Figure dataset records:
⁂

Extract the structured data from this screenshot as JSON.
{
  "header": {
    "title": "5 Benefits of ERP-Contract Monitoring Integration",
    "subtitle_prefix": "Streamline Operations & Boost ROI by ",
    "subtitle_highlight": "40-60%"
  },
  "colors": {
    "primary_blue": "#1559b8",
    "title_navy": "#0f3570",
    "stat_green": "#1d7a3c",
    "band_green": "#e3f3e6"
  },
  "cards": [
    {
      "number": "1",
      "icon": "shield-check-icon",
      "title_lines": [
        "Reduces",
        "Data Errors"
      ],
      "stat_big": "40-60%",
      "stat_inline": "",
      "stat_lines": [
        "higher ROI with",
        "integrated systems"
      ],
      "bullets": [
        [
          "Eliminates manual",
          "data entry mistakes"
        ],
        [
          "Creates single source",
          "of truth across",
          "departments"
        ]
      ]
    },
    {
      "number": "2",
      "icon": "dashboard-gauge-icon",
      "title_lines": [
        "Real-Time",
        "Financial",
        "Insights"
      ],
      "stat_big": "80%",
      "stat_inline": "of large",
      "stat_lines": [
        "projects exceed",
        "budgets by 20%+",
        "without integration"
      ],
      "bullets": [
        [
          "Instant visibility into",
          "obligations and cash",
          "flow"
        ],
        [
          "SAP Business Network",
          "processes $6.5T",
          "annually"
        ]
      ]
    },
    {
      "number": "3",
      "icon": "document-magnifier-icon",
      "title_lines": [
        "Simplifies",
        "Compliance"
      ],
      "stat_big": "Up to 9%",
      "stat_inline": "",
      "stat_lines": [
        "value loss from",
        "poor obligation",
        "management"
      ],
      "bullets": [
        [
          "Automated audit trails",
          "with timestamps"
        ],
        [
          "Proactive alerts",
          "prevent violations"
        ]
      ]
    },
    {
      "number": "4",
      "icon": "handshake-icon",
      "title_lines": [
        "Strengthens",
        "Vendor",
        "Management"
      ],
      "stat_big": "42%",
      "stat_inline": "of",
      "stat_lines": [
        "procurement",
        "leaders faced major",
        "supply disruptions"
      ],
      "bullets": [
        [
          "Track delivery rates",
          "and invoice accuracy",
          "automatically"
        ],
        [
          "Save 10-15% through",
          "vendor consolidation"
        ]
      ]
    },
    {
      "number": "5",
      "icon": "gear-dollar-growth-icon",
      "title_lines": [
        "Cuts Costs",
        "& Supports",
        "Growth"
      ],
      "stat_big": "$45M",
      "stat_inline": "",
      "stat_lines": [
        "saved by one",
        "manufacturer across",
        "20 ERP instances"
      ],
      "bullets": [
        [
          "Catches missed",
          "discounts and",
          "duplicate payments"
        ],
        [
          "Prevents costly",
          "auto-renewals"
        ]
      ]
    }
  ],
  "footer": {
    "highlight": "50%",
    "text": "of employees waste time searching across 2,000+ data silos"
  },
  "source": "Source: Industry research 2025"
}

⁂

Your instructions:
Each line that contains the string "number" counts once; say how many there are and nothing else.

Solution to this task:
5